--- Entries ---

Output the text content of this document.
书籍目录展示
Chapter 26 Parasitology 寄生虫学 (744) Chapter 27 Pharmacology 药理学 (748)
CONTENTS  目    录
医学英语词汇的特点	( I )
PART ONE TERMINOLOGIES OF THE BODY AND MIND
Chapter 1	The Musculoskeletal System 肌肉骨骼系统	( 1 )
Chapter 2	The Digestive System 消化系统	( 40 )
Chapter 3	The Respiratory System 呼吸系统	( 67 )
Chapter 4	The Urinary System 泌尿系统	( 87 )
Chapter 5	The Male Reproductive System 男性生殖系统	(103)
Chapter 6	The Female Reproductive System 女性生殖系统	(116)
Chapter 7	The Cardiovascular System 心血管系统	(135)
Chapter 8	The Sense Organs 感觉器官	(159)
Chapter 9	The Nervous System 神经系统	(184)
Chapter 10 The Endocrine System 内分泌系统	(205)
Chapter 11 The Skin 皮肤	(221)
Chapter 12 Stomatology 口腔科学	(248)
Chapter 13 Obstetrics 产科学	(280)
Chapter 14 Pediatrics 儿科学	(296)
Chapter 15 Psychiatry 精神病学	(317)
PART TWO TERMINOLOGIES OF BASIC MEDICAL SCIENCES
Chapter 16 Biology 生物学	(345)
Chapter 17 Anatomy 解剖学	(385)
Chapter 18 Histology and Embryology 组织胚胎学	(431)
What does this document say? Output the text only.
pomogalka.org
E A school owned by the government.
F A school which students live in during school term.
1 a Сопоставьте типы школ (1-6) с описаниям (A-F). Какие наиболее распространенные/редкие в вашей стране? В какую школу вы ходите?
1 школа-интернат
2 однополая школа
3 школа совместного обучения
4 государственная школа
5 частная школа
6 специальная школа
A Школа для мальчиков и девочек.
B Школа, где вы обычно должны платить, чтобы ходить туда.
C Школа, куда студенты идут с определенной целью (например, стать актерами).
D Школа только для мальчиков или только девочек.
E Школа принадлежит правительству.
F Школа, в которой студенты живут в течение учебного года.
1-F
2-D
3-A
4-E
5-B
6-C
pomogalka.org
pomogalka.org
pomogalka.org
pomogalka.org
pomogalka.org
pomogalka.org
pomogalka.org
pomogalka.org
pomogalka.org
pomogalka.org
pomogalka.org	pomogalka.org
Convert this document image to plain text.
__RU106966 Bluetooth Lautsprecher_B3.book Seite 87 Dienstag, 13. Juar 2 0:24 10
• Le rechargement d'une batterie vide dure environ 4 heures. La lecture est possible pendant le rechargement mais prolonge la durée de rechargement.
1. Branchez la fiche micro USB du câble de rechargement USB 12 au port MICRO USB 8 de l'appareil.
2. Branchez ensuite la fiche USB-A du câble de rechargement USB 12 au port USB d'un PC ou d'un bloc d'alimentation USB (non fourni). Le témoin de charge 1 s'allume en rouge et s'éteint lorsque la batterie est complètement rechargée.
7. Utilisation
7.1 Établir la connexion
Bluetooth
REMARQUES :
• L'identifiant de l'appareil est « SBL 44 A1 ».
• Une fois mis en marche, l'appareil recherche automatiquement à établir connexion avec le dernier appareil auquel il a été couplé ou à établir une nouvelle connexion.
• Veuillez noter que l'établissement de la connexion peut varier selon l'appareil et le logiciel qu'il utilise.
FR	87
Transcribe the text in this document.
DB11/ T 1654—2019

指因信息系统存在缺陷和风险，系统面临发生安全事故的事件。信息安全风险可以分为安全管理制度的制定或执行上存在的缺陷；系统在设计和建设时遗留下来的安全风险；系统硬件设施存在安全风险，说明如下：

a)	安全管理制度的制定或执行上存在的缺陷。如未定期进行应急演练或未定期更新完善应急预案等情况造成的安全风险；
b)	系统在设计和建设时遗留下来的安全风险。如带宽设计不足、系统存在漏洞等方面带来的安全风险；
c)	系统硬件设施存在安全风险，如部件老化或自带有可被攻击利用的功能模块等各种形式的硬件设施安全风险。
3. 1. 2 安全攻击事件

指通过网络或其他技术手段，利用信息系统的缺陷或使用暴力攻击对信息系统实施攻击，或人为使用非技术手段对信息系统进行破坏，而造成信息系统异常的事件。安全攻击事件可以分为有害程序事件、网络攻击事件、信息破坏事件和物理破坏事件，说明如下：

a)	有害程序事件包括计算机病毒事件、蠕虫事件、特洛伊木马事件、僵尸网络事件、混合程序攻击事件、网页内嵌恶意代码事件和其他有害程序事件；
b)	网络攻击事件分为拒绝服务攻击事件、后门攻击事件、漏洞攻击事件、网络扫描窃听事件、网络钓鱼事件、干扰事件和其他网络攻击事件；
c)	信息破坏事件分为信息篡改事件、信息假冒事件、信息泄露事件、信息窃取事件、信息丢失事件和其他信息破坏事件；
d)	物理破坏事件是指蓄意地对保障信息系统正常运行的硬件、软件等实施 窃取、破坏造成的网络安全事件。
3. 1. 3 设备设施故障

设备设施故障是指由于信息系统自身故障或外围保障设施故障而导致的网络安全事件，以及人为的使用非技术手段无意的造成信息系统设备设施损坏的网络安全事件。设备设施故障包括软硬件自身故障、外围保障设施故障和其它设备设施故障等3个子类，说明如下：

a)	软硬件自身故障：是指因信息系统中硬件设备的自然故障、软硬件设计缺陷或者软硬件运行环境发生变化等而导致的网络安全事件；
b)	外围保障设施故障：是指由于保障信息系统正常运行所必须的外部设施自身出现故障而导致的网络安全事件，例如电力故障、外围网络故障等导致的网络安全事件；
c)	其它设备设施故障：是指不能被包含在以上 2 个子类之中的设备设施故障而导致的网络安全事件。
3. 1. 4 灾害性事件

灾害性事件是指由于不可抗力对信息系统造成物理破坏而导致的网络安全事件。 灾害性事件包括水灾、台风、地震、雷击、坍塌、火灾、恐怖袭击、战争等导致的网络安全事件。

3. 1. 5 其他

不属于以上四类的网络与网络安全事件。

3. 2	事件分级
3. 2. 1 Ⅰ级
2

---

Stated goal: Only lines that contain the word "系统硬件设施存在安全风险" are wanted; copy each of them.

Task solution:
指因信息系统存在缺陷和风险，系统面临发生安全事故的事件。信息安全风险可以分为安全管理制度的制定或执行上存在的缺陷；系统在设计和建设时遗留下来的安全风险；系统硬件设施存在安全风险，说明如下：
c)	系统硬件设施存在安全风险，如部件老化或自带有可被攻击利用的功能模块等各种形式的硬件设施安全风险。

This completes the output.